◆ **Your goal**: Exactly as they appear, output all of the records. Skip any images.

◆ **Stored rows**:
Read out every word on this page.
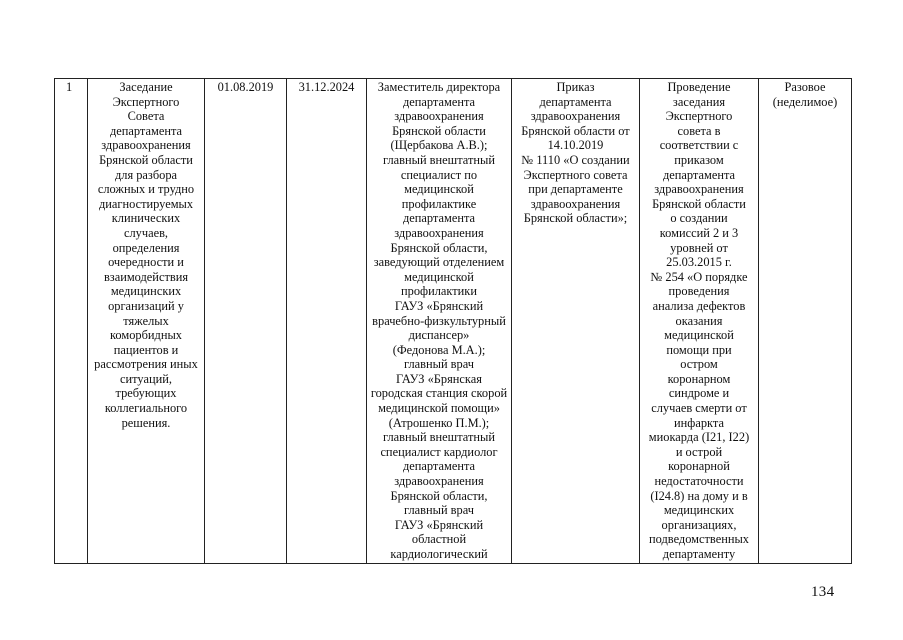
1	Заседание
Экспертного
Совета
департамента
здравоохранения
Брянской области
для разбора
сложных и трудно
диагностируемых
клинических
случаев,
определения
очередности и
взаимодействия
медицинских
организаций у
тяжелых
коморбидных
пациентов и
рассмотрения иных
ситуаций,
требующих
коллегиального
решения.

01.08.2019	31.12.2024	Заместитель директора
департамента
здравоохранения
Брянской области
(Щербакова А.В.);
главный внештатный
специалист по
медицинской
профилактике
департамента
здравоохранения
Брянской области,
заведующий отделением
медицинской
профилактики
ГАУЗ «Брянский
врачебно-физкультурный
диспансер»
(Федонова М.А.);
главный врач
ГАУЗ «Брянская
городская станция скорой
медицинской помощи»
(Атрошенко П.М.);
главный внештатный
специалист кардиолог
департамента
здравоохранения
Брянской области,
главный врач
ГАУЗ «Брянский
областной
кардиологический

Приказ
департамента
здравоохранения
Брянской области от
14.10.2019
№ 1110 «О создании
Экспертного совета
при департаменте
здравоохранения
Брянской области»;

Проведение
заседания
Экспертного
совета в
соответствии с
приказом
департамента
здравоохранения
Брянской области
о создании
комиссий 2 и 3
уровней от
25.03.2015 г.
№ 254 «О порядке
проведения
анализа дефектов
оказания
медицинской
помощи при
остром
коронарном
синдроме и
случаев смерти от
инфаркта
миокарда (I21, I22)
и острой
коронарной
недостаточности
(I24.8) на дому и в
медицинских
организациях,
подведомственных
департаменту

Разовое
(неделимое)
134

◆ **Solution for this task**:
Read out every word on this page.
1	Заседание
Экспертного
Совета
департамента
здравоохранения
Брянской области
для разбора
сложных и трудно
диагностируемых
клинических
случаев,
определения
очередности и
взаимодействия
медицинских
организаций у
тяжелых
коморбидных
пациентов и
рассмотрения иных
ситуаций,
требующих
коллегиального
решения.

01.08.2019	31.12.2024	Заместитель директора
департамента
здравоохранения
Брянской области
(Щербакова А.В.);
главный внештатный
специалист по
медицинской
профилактике
департамента
здравоохранения
Брянской области,
заведующий отделением
медицинской
профилактики
ГАУЗ «Брянский
врачебно-физкультурный
диспансер»
(Федонова М.А.);
главный врач
ГАУЗ «Брянская
городская станция скорой
медицинской помощи»
(Атрошенко П.М.);
главный внештатный
специалист кардиолог
департамента
здравоохранения
Брянской области,
главный врач
ГАУЗ «Брянский
областной
кардиологический

Приказ
департамента
здравоохранения
Брянской области от
14.10.2019
№ 1110 «О создании
Экспертного совета
при департаменте
здравоохранения
Брянской области»;

Проведение
заседания
Экспертного
совета в
соответствии с
приказом
департамента
здравоохранения
Брянской области
о создании
комиссий 2 и 3
уровней от
25.03.2015 г.
№ 254 «О порядке
проведения
анализа дефектов
оказания
медицинской
помощи при
остром
коронарном
синдроме и
случаев смерти от
инфаркта
миокарда (I21, I22)
и острой
коронарной
недостаточности
(I24.8) на дому и в
медицинских
организациях,
подведомственных
департаменту

Разовое
(неделимое)
134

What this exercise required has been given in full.